■ Enunciado: Indica de qué biblioteca es director Richard Ovenden según el fragmento sobre la memorabilia de libros.

He vuelto a crear memorabilia de libro: cuando llega a mí, a veces regalado, me sirve también para prolongar el momento de sorpresa. Hay que poner siempre quién nos lo regala, dónde estábamos, buscar un bolígrafo rápidamente para, como Perec, ejercer una tentativa de agotar un espacio, un momento en la vida que puede ser descongelado más adelante. Y, sobre todo, servir como llamadas de atención hacia el futuro, como pequeños post-it qu nos ayuden a dejar la melancolía en su sitio, domesticada y formal, sin desbocarse, que ni de coña los tiempos pasados fueron mejores. La memorabilia es, para mí, el cambio de mi caligrafía a lo largo de los años, pero lo es también la recopilación de las ajenas. Libros dedicados por quienes los escribieron, en la prosa apurada y reglamentaria de la Feria del Libro, otras veces con la temblona letra que nos dan las cervezas, cuando te hacen un regalo de cumpleaños para marcar el futuro. Pienso, también, que un cuaderno digital es una forma algo rara de memorabilia, porque no todo puede, ni debe, guardarse en estanterías. Hay cosas que para siempre te llevas puestas.
Leo:
Quemar libros: una destrucción deliberada del conocimiento de Richard Ovenden (Crítica, 2021) De por qué la apropiación de bibliotecas como botín, la quema de libros y el borrado de identidad siguen siendo, a día de hoy, vigentes. Ovenden es, entre otras muchas cosas, director de la Bodleian de Oxford.

■ Material:
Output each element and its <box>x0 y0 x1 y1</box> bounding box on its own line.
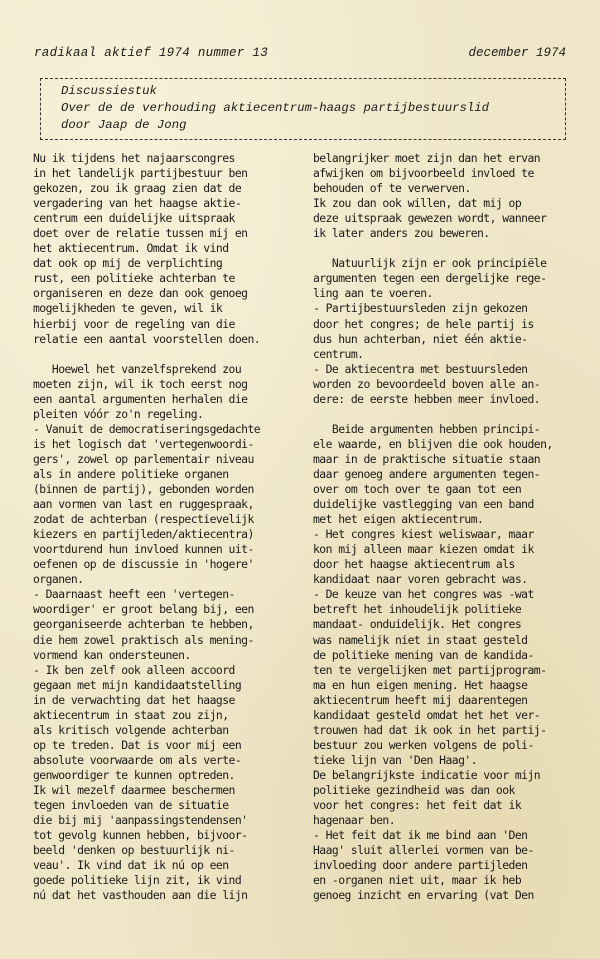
text-line: dus hun achterban, niet één aktie- <box>313 331 528 346</box>
text-line: in het landelijk partijbestuur ben <box>33 166 248 181</box>
text-line: relatie een aantal voorstellen doen. <box>33 331 261 346</box>
text-line: Natuurlijk zijn er ook principiële <box>313 256 547 271</box>
text-line: invloeding door andere partijleden <box>313 858 528 873</box>
text-line: De belangrijkste indicatie voor mijn <box>313 767 541 782</box>
text-line: nú dat het vasthouden aan die lijn <box>33 888 248 903</box>
text-line: centrum een duidelijke uitspraak <box>33 211 235 226</box>
text-line: gekozen, zou ik graag zien dat de <box>33 181 242 196</box>
text-line: vergadering van het haagse aktie- <box>33 196 242 211</box>
left-text-column <box>33 151 303 903</box>
text-line: woordiger' er groot belang bij, een <box>33 602 254 617</box>
text-line: daar genoeg andere argumenten tegen- <box>313 466 541 481</box>
text-line: - De aktiecentra met bestuursleden <box>313 361 528 376</box>
text-line: rust, een politieke achterban te <box>33 271 235 286</box>
text-line: aktiecentrum in staat zou zijn, <box>33 707 229 722</box>
text-line: over om toch over te gaan tot een <box>313 482 522 497</box>
text-line: Nu ik tijdens het najaarscongres <box>33 151 235 165</box>
text-line: - Daarnaast heeft een 'vertegen- <box>33 587 235 602</box>
text-line: die hem zowel praktisch als mening- <box>33 632 254 647</box>
issue-date: december 1974 <box>468 46 566 60</box>
text-line: en -organen niet uit, maar ik heb <box>313 873 522 888</box>
text-line: - Het feit dat ik me bind aan 'Den <box>313 828 528 843</box>
text-line: worden zo bevoordeeld boven alle an- <box>313 376 541 391</box>
text-line: ling aan te voeren. <box>313 286 433 301</box>
text-line <box>313 241 588 256</box>
text-line: mogelijkheden te geven, wil ik <box>33 301 223 316</box>
text-line: - Het congres kiest weliswaar, maar <box>313 527 534 542</box>
text-line: (binnen de partij), gebonden worden <box>33 482 254 497</box>
title-box <box>40 78 566 140</box>
text-line: Ik wil mezelf daarmee beschermen <box>33 782 235 797</box>
text-line: het aktiecentrum. Omdat ik vind <box>33 241 229 256</box>
text-line: Haag' sluit allerlei vormen van be- <box>313 843 534 858</box>
text-line: met het eigen aktiecentrum. <box>313 512 484 527</box>
text-line: die bij mij 'aanpassingstendensen' <box>33 813 248 828</box>
text-line: de politieke mening van de kandida- <box>313 647 534 662</box>
text-line: kandidaat naar voren gebracht was. <box>313 572 528 587</box>
text-line: voortdurend hun invloed kunnen uit- <box>33 542 254 557</box>
text-line: afwijken om bijvoorbeeld invloed te <box>313 166 534 181</box>
text-line: een aantal argumenten herhalen die <box>33 391 248 406</box>
box-label: Discussiestuk <box>61 84 157 98</box>
text-line: kon mij alleen maar kiezen omdat ik <box>313 542 534 557</box>
text-line: aan vormen van last en ruggespraak, <box>33 497 254 512</box>
text-line: - Partijbestuursleden zijn gekozen <box>313 301 528 316</box>
text-line: als in andere politieke organen <box>33 466 229 481</box>
text-line: zodat de achterban (respectievelijk <box>33 512 254 527</box>
text-line: dat ook op mij de verplichting <box>33 256 223 271</box>
text-line: behouden of te verwerven. <box>313 181 471 196</box>
publication-header: radikaal aktief 1974 nummer 13 <box>34 46 269 60</box>
text-line <box>33 347 303 362</box>
text-line: als kritisch volgende achterban <box>33 722 229 737</box>
text-line: ten te vergelijken met partijprogram- <box>313 662 547 677</box>
text-line: organen. <box>33 572 84 587</box>
text-line: in de verwachting dat het haagse <box>33 692 235 707</box>
text-line: veau'. Ik vind dat ik nú op een <box>33 858 229 873</box>
article-title: Over de de verhouding aktiecentrum-haags partijbestuurslid <box>61 101 490 115</box>
text-line: bestuur zou werken volgens de poli- <box>313 737 534 752</box>
text-line: - Vanuit de democratiseringsgedachte <box>33 421 261 436</box>
text-line: tegen invloeden van de situatie <box>33 798 229 813</box>
text-line: beeld 'denken op bestuurlijk ni- <box>33 843 235 858</box>
text-line: Beide argumenten hebben principi- <box>313 421 541 436</box>
text-line: centrum. <box>313 346 364 361</box>
text-line: Hoewel het vanzelfsprekend zou <box>33 361 242 376</box>
text-line: hierbij voor de regeling van die <box>33 316 235 331</box>
text-line: - De keuze van het congres was -wat <box>313 587 534 602</box>
text-line: hagenaar ben. <box>313 813 396 828</box>
text-line: argumenten tegen een dergelijke rege- <box>313 271 547 286</box>
text-line: voor het congres: het feit dat ik <box>313 798 522 813</box>
text-line: ik later anders zou beweren. <box>313 226 490 241</box>
text-line: tot gevolg kunnen hebben, bijvoor- <box>33 828 248 843</box>
text-line: Ik zou dan ook willen, dat mij op <box>313 196 522 211</box>
text-line: door het haagse aktiecentrum als <box>313 557 515 572</box>
text-line: tieke lijn van 'Den Haag'. <box>313 752 478 767</box>
text-line: politieke gezindheid was dan ook <box>313 782 515 797</box>
text-line: ma en hun eigen mening. Het haagse <box>313 677 528 692</box>
text-line: dere: de eerste hebben meer invloed. <box>313 391 541 406</box>
text-line: gers', zowel op parlementair niveau <box>33 451 254 466</box>
text-line: absolute voorwaarde om als verte- <box>33 752 242 767</box>
text-line: mandaat- onduidelijk. Het congres <box>313 617 522 632</box>
text-line: door het congres; de hele partij is <box>313 316 534 331</box>
text-line: goede politieke lijn zit, ik vind <box>33 873 242 888</box>
text-line: was namelijk niet in staat gesteld <box>313 632 528 647</box>
text-line: pleiten vóór zo'n regeling. <box>33 406 204 421</box>
text-line: georganiseerde achterban te hebben, <box>33 617 254 632</box>
text-line <box>313 407 588 422</box>
text-line: oefenen op de discussie in 'hogere' <box>33 557 254 572</box>
text-line: - Ik ben zelf ook alleen accoord <box>33 662 235 677</box>
text-line: betreft het inhoudelijk politieke <box>313 602 522 617</box>
text-line: op te treden. Dat is voor mij een <box>33 737 242 752</box>
text-line: belangrijker moet zijn dan het ervan <box>313 151 541 165</box>
text-line: genoeg inzicht en ervaring (vat Den <box>313 888 534 903</box>
text-line: moeten zijn, wil ik toch eerst nog <box>33 376 248 391</box>
text-line: ele waarde, en blijven die ook houden, <box>313 436 553 451</box>
text-line: kandidaat gesteld omdat het het ver- <box>313 707 541 722</box>
text-line: duidelijke vastlegging van een band <box>313 497 534 512</box>
text-line: organiseren en deze dan ook genoeg <box>33 286 248 301</box>
text-line: genwoordiger te kunnen optreden. <box>33 767 235 782</box>
text-line: trouwen had dat ik ook in het partij- <box>313 722 547 737</box>
text-line: vormend kan ondersteunen. <box>33 647 191 662</box>
text-line: aktiecentrum heeft mij daarentegen <box>313 692 528 707</box>
text-line: is het logisch dat 'vertegenwoordi- <box>33 436 254 451</box>
right-text-column <box>313 151 588 903</box>
text-line: kiezers en partijleden/aktiecentra) <box>33 527 254 542</box>
text-line: maar in de praktische situatie staan <box>313 451 541 466</box>
text-line: gegaan met mijn kandidaatstelling <box>33 677 242 692</box>
text-line: deze uitspraak gewezen wordt, wanneer <box>313 211 547 226</box>
article-author: door Jaap de Jong <box>61 118 187 132</box>
text-line: doet over de relatie tussen mij en <box>33 226 248 241</box>
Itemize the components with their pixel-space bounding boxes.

■ Respuesta: Es director de la Bodleian de Oxford.